Direction
Pick out each line of the records in which the word "ସମୟର" appears.

--- START Data to use ---

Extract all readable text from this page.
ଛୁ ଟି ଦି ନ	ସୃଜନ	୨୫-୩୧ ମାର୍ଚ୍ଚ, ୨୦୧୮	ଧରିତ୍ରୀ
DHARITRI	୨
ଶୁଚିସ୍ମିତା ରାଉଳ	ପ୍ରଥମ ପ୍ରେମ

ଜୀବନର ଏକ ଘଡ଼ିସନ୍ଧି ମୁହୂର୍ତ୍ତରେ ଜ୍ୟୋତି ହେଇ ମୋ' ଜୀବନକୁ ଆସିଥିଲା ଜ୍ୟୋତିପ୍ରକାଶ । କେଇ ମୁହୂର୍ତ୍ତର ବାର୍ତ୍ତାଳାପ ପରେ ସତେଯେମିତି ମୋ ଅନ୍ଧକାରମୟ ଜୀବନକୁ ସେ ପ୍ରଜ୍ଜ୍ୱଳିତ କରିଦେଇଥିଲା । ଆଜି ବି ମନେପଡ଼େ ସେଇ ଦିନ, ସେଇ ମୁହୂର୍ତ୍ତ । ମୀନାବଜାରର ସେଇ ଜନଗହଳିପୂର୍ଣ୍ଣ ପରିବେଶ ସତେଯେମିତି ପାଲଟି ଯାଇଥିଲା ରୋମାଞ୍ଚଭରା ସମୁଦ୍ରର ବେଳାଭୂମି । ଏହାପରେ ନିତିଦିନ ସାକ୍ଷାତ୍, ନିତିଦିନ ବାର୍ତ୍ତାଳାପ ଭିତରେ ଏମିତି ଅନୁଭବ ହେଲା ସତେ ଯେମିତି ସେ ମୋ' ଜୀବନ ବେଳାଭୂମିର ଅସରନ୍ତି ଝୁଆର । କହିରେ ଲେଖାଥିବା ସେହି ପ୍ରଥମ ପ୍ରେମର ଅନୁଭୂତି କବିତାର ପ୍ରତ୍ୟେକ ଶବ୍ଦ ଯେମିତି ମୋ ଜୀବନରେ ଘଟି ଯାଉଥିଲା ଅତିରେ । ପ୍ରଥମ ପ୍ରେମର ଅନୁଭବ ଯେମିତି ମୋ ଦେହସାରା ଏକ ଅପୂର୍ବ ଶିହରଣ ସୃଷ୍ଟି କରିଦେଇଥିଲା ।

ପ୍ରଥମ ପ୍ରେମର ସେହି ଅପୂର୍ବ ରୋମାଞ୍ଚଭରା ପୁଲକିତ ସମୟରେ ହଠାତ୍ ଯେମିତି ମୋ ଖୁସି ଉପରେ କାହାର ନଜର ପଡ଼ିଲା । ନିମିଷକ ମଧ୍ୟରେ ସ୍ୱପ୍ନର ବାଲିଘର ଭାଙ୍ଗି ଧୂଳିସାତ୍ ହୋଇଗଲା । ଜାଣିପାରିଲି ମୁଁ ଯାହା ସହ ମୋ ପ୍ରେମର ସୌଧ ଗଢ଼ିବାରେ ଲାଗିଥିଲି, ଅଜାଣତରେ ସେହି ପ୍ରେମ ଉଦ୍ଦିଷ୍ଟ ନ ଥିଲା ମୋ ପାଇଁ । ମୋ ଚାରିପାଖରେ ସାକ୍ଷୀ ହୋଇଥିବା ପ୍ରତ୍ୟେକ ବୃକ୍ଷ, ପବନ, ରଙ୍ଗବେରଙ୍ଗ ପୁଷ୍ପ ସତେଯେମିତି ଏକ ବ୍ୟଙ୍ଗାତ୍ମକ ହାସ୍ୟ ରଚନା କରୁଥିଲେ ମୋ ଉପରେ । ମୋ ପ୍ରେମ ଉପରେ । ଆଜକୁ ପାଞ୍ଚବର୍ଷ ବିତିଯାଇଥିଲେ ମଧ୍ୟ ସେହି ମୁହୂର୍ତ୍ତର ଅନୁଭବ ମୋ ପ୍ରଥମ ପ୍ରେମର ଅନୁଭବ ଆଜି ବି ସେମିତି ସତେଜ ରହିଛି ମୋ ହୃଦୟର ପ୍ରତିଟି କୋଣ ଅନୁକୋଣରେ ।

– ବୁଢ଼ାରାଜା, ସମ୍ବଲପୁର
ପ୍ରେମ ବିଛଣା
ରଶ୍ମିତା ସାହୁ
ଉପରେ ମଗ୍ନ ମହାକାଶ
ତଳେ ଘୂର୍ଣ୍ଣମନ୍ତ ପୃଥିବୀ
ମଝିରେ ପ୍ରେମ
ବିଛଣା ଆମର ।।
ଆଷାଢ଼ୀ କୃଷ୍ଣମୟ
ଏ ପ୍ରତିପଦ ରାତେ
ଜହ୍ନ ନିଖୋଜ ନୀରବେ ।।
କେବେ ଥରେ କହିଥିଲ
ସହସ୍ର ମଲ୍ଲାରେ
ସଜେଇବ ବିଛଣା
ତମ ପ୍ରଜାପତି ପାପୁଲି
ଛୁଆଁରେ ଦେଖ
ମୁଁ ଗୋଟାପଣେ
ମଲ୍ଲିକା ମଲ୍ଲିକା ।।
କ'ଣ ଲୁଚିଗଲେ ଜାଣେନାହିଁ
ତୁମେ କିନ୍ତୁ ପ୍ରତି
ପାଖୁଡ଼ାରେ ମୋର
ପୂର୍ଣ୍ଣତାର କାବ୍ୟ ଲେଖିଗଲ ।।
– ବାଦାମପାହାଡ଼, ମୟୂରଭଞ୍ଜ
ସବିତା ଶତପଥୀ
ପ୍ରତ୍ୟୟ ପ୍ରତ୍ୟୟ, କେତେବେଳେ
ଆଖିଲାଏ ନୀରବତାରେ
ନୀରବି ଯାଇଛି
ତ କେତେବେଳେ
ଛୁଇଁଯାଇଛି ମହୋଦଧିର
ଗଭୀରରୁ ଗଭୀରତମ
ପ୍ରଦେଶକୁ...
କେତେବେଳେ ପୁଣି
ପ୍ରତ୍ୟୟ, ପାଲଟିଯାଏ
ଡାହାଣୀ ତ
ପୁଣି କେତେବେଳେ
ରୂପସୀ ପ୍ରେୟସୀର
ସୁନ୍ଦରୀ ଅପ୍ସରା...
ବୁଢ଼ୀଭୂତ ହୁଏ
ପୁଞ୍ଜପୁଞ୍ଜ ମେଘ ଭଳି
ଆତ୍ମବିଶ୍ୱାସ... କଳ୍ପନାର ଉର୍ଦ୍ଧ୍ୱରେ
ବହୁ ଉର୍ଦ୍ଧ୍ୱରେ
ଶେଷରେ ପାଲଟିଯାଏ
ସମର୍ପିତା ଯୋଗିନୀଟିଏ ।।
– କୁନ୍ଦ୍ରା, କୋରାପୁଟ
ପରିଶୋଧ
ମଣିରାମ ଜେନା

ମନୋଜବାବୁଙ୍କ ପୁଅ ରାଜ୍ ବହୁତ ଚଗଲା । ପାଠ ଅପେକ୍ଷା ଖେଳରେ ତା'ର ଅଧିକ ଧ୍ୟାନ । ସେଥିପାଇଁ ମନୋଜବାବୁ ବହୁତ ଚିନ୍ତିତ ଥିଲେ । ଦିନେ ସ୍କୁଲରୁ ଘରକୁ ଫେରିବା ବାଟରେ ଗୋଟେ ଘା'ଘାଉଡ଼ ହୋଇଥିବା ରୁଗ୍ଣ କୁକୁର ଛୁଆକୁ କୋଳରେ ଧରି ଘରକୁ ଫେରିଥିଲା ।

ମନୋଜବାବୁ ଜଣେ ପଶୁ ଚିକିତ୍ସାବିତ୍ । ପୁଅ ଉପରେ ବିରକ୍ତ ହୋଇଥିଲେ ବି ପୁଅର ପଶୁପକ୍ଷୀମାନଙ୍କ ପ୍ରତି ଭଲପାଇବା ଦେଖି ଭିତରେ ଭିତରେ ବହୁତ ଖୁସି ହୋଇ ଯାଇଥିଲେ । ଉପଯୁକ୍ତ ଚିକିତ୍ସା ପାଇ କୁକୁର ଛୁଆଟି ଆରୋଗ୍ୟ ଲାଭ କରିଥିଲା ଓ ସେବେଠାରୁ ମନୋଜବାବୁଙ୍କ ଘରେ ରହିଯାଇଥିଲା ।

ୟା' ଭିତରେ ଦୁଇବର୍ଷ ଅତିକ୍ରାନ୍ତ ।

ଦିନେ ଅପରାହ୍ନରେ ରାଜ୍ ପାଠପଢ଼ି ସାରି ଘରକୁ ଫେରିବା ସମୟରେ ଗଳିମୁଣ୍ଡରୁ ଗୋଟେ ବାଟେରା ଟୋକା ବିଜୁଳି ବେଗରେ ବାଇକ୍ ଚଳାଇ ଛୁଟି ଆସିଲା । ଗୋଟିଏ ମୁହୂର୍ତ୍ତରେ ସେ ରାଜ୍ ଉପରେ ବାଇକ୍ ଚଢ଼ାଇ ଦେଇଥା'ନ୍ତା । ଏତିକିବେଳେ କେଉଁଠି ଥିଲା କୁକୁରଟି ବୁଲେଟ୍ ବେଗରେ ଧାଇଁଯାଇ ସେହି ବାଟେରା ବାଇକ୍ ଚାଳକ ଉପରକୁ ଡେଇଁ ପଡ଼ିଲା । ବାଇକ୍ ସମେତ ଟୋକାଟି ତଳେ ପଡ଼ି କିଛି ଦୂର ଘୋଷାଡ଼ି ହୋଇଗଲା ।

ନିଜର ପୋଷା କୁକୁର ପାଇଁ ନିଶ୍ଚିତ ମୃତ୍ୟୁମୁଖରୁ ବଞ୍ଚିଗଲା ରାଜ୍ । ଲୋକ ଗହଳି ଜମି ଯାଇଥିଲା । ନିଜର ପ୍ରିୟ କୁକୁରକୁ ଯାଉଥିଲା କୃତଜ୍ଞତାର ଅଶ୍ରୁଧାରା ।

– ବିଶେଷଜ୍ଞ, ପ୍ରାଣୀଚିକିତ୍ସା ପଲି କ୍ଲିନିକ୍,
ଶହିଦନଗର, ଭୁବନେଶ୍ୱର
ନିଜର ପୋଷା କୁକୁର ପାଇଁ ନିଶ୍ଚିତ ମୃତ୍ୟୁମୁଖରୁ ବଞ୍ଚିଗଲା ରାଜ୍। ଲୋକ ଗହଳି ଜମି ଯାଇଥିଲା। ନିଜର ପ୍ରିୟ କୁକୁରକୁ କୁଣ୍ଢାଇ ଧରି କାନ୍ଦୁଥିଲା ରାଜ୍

--- END Data to use ---

Correct response
ପ୍ରଥମ ପ୍ରେମର ସେହି ଅପୂର୍ବ ରୋମାଞ୍ଚଭରା ପୁଲକିତ ସମୟରେ ହଠାତ୍ ଯେମିତି ମୋ ଖୁସି ଉପରେ କାହାର ନଜର ପଡ଼ିଲା । ନିମିଷକ ମଧ୍ୟରେ ସ୍ୱପ୍ନର ବାଲିଘର ଭାଙ୍ଗି ଧୂଳିସାତ୍ ହୋଇଗଲା । ଜାଣିପାରିଲି ମୁଁ ଯାହା ସହ ମୋ ପ୍ରେମର ସୌଧ ଗଢ଼ିବାରେ ଲାଗିଥିଲି, ଅଜାଣତରେ ସେହି ପ୍ରେମ ଉଦ୍ଦିଷ୍ଟ ନ ଥିଲା ମୋ ପାଇଁ । ମୋ ଚାରିପାଖରେ ସାକ୍ଷୀ ହୋଇଥିବା ପ୍ରତ୍ୟେକ ବୃକ୍ଷ, ପବନ, ରଙ୍ଗବେରଙ୍ଗ ପୁଷ୍ପ ସତେଯେମିତି ଏକ ବ୍ୟଙ୍ଗାତ୍ମକ ହାସ୍ୟ ରଚନା କରୁଥିଲେ ମୋ ଉପରେ । ମୋ ପ୍ରେମ ଉପରେ । ଆଜକୁ ପାଞ୍ଚବର୍ଷ ବିତିଯାଇଥିଲେ ମଧ୍ୟ ସେହି ମୁହୂର୍ତ୍ତର ଅନୁଭବ ମୋ ପ୍ରଥମ ପ୍ରେମର ଅନୁଭବ ଆଜି ବି ସେମିତି ସତେଜ ରହିଛି ମୋ ହୃଦୟର ପ୍ରତିଟି କୋଣ ଅନୁକୋଣରେ ।
ଦିନେ ଅପରାହ୍ନରେ ରାଜ୍ ପାଠପଢ଼ି ସାରି ଘରକୁ ଫେରିବା ସମୟରେ ଗଳିମୁଣ୍ଡରୁ ଗୋଟେ ବାଟେରା ଟୋକା ବିଜୁଳି ବେଗରେ ବାଇକ୍ ଚଳାଇ ଛୁଟି ଆସିଲା । ଗୋଟିଏ ମୁହୂର୍ତ୍ତରେ ସେ ରାଜ୍ ଉପରେ ବାଇକ୍ ଚଢ଼ାଇ ଦେଇଥା'ନ୍ତା । ଏତିକିବେଳେ କେଉଁଠି ଥିଲା କୁକୁରଟି ବୁଲେଟ୍ ବେଗରେ ଧାଇଁଯାଇ ସେହି ବାଟେରା ବାଇକ୍ ଚାଳକ ଉପରକୁ ଡେଇଁ ପଡ଼ିଲା । ବାଇକ୍ ସମେତ ଟୋକାଟି ତଳେ ପଡ଼ି କିଛି ଦୂର ଘୋଷାଡ଼ି ହୋଇଗଲା ।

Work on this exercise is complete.